→ **Given task**:
Look through the lines below and extract each one that contains "photo".
▼▼▼
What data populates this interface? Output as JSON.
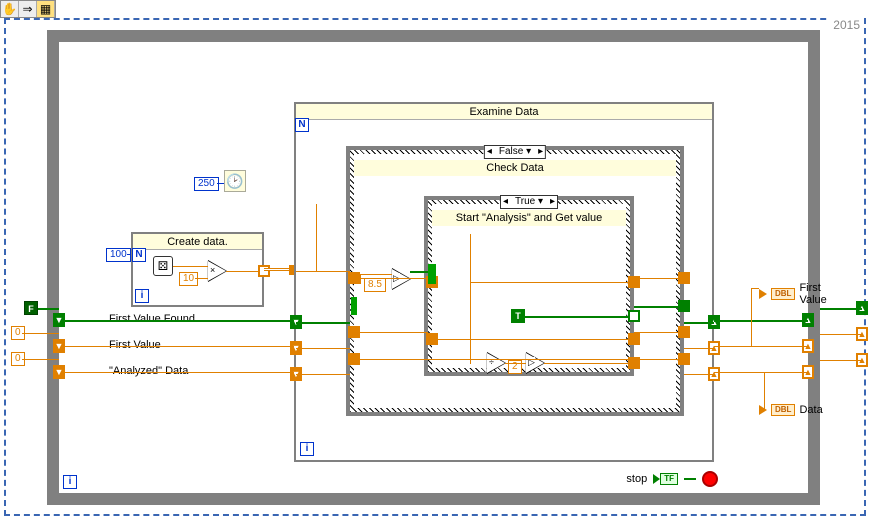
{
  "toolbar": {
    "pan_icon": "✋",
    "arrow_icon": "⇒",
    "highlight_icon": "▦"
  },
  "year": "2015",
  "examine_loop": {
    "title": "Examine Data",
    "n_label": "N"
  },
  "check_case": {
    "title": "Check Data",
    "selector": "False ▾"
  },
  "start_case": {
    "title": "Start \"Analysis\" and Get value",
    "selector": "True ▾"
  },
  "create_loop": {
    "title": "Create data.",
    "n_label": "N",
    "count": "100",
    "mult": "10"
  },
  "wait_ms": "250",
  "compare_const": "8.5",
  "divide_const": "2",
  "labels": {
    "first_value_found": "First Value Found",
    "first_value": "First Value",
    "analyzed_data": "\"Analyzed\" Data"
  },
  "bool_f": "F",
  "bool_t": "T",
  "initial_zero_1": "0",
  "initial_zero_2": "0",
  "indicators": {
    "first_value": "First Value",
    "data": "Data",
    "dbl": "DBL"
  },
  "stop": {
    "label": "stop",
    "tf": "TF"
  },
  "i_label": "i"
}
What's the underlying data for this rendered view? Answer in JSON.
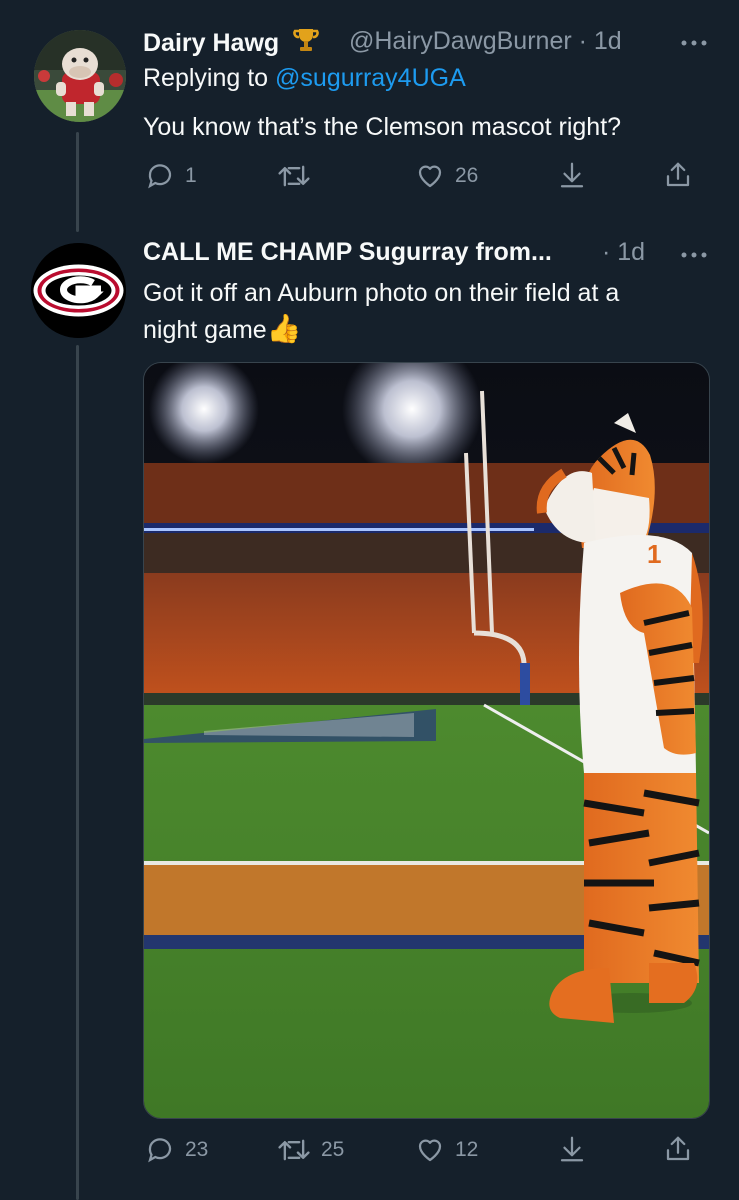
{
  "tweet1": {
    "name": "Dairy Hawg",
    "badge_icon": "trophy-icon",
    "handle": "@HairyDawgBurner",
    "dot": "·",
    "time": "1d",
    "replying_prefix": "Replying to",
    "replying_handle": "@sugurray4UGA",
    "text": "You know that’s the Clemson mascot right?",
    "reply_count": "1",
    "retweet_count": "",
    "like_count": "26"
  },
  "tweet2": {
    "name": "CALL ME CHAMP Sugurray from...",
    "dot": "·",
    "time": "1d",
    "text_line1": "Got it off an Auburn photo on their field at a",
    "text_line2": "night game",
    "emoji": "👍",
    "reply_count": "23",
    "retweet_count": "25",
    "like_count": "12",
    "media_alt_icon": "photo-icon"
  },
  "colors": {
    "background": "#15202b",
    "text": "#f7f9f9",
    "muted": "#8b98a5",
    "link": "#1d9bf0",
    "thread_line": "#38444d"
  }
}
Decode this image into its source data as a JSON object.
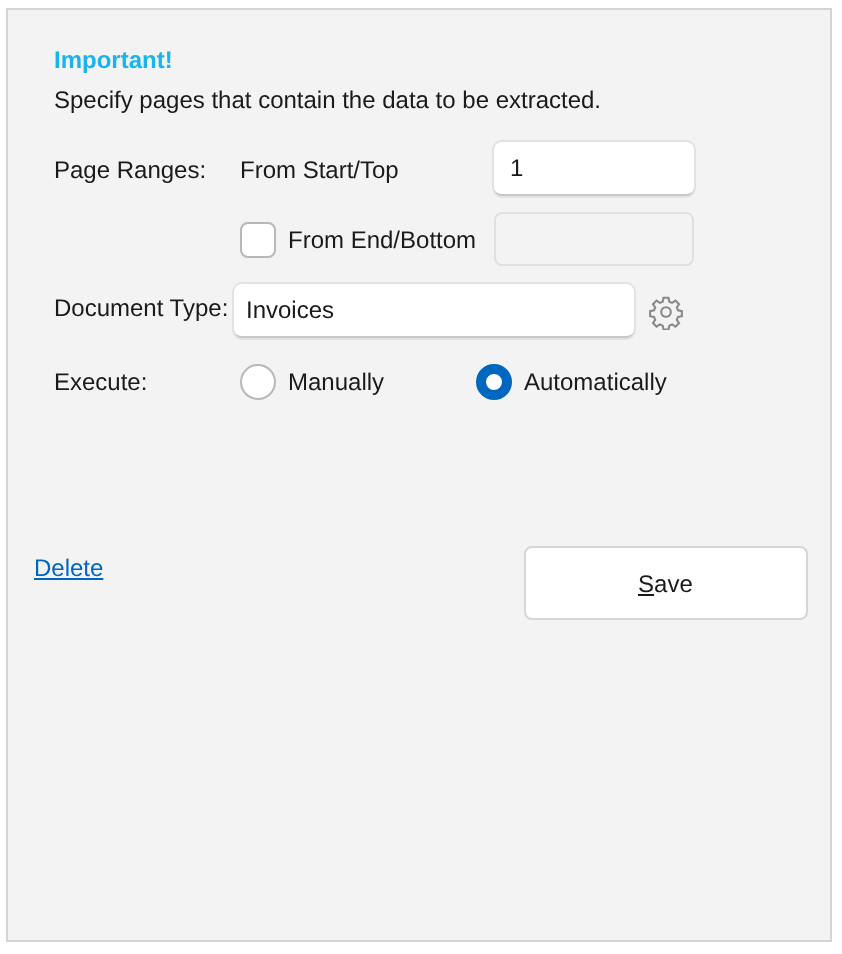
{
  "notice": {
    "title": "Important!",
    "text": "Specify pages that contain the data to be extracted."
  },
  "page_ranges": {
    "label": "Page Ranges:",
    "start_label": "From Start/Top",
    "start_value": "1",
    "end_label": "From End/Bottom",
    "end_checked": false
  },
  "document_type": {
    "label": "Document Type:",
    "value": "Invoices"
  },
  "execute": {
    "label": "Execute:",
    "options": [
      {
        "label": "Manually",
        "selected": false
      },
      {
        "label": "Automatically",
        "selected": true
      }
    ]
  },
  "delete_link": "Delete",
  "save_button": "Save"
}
▲▲▲
→ **Answer to this exercise**:
    "text_line1": "Got it off an Auburn photo on their field at a",
    "media_alt_icon": "photo-icon"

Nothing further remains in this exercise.